Exercise directions
Extract all lines containing "Weather".

Records supplied
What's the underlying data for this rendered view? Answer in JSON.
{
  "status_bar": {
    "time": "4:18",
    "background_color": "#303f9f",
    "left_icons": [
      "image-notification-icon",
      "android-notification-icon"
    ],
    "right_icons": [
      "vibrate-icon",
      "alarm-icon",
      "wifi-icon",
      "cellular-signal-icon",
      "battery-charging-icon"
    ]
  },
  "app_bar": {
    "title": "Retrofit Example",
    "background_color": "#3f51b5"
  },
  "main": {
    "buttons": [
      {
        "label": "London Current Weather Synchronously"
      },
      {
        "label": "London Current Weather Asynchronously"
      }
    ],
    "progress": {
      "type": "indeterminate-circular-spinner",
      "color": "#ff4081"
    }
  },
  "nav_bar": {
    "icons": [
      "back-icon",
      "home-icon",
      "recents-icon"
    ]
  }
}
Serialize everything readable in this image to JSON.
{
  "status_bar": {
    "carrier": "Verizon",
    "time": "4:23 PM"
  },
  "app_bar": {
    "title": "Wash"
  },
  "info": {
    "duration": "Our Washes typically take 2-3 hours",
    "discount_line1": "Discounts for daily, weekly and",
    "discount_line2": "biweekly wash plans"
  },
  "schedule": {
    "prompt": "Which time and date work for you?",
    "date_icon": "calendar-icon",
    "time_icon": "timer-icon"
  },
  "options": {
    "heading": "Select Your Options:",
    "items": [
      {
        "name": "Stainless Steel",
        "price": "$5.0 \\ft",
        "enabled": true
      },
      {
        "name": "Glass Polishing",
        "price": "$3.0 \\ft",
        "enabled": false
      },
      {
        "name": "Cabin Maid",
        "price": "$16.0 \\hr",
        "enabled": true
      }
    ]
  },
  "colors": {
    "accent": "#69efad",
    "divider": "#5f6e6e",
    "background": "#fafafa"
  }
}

Solution for this exercise
        "label": "London Current Weather Synchronously"
        "label": "London Current Weather Asynchronously"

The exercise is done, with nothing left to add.